- Exercise details -
All of the data that follows should be retyped exactly, please, except the pictures.

- Exercise input -
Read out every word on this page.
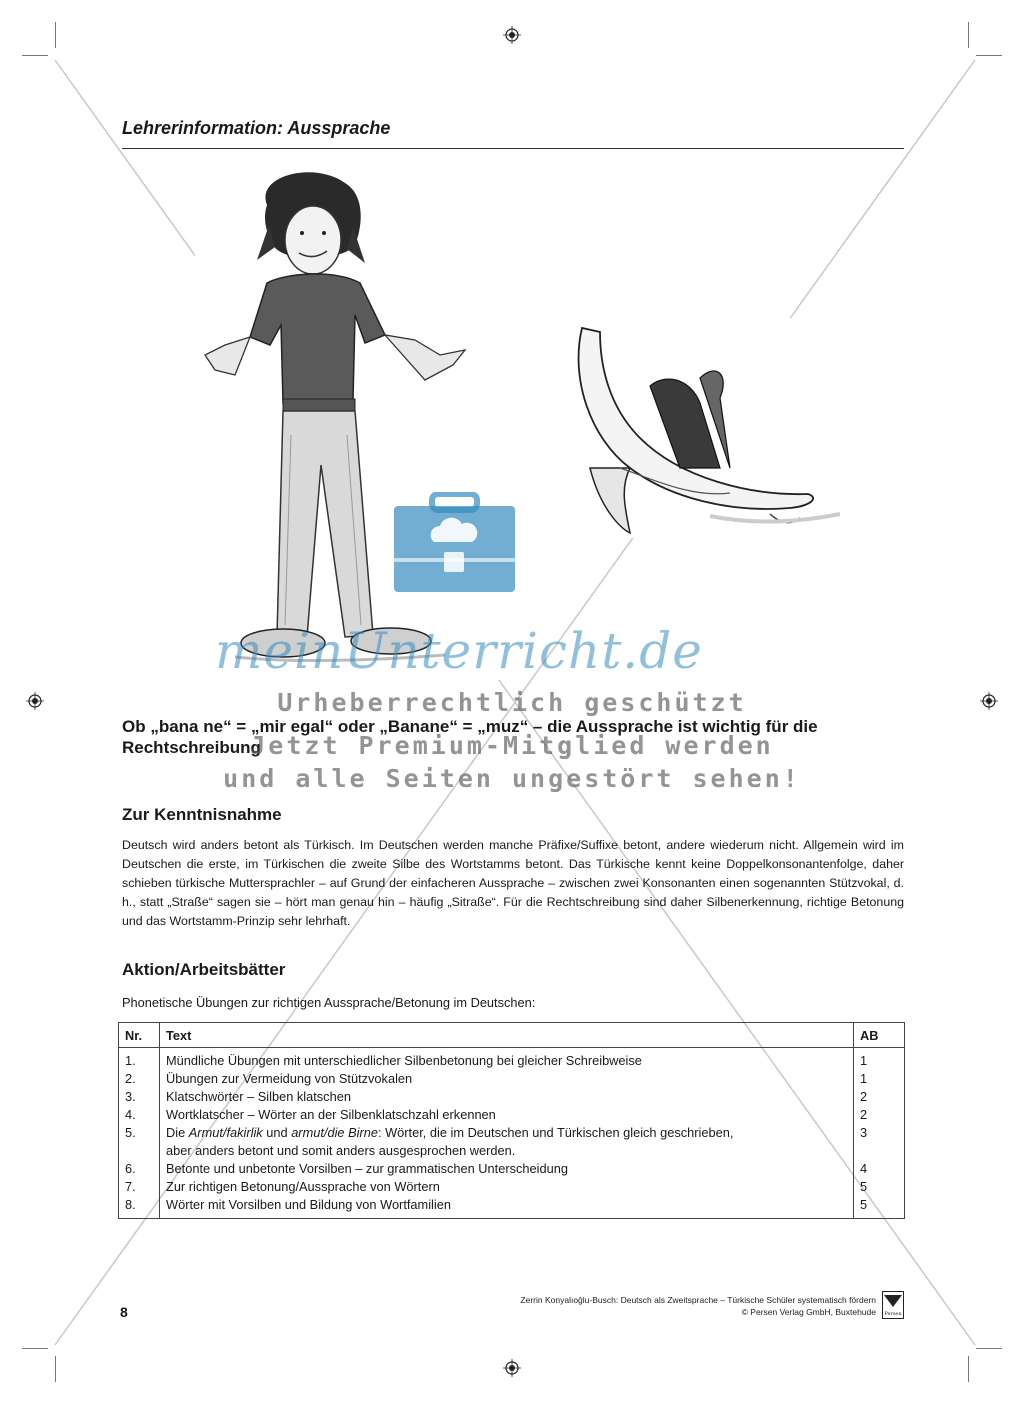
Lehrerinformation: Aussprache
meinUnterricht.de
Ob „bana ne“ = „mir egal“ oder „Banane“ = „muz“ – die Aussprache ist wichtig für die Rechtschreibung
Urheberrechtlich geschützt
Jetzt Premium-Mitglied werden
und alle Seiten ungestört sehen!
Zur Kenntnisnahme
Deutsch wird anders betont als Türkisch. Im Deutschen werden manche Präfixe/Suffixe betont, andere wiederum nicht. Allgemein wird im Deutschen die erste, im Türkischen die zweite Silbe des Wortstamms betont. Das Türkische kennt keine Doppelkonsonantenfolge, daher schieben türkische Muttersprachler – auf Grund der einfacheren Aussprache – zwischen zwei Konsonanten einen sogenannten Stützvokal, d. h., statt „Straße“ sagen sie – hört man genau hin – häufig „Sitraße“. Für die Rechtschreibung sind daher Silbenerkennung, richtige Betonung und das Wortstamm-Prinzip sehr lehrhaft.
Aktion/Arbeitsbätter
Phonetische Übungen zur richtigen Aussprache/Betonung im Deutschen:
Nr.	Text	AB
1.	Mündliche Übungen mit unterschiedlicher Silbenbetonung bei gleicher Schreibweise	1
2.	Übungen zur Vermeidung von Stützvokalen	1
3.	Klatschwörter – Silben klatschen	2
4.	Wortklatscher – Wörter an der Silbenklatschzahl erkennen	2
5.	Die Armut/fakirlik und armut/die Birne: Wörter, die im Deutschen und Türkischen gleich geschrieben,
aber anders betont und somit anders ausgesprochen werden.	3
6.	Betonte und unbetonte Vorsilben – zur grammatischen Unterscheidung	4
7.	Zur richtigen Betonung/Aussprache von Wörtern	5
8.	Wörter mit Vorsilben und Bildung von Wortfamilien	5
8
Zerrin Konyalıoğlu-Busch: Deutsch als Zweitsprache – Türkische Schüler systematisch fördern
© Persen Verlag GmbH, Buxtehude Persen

- Response to this task -
Read out every word on this page.
Lehrerinformation: Aussprache
meinUnterricht.de
Ob „bana ne“ = „mir egal“ oder „Banane“ = „muz“ – die Aussprache ist wichtig für die Rechtschreibung
Urheberrechtlich geschützt
Jetzt Premium-Mitglied werden
und alle Seiten ungestört sehen!
Zur Kenntnisnahme
Deutsch wird anders betont als Türkisch. Im Deutschen werden manche Präfixe/Suffixe betont, andere wiederum nicht. Allgemein wird im Deutschen die erste, im Türkischen die zweite Silbe des Wortstamms betont. Das Türkische kennt keine Doppelkonsonantenfolge, daher schieben türkische Muttersprachler – auf Grund der einfacheren Aussprache – zwischen zwei Konsonanten einen sogenannten Stützvokal, d. h., statt „Straße“ sagen sie – hört man genau hin – häufig „Sitraße“. Für die Rechtschreibung sind daher Silbenerkennung, richtige Betonung und das Wortstamm-Prinzip sehr lehrhaft.
Aktion/Arbeitsbätter
Phonetische Übungen zur richtigen Aussprache/Betonung im Deutschen:
Nr.	Text	AB
1.	Mündliche Übungen mit unterschiedlicher Silbenbetonung bei gleicher Schreibweise	1
2.	Übungen zur Vermeidung von Stützvokalen	1
3.	Klatschwörter – Silben klatschen	2
4.	Wortklatscher – Wörter an der Silbenklatschzahl erkennen	2
5.	Die Armut/fakirlik und armut/die Birne: Wörter, die im Deutschen und Türkischen gleich geschrieben,
aber anders betont und somit anders ausgesprochen werden.	3
6.	Betonte und unbetonte Vorsilben – zur grammatischen Unterscheidung	4
7.	Zur richtigen Betonung/Aussprache von Wörtern	5
8.	Wörter mit Vorsilben und Bildung von Wortfamilien	5
8
Zerrin Konyalıoğlu-Busch: Deutsch als Zweitsprache – Türkische Schüler systematisch fördern
© Persen Verlag GmbH, Buxtehude Persen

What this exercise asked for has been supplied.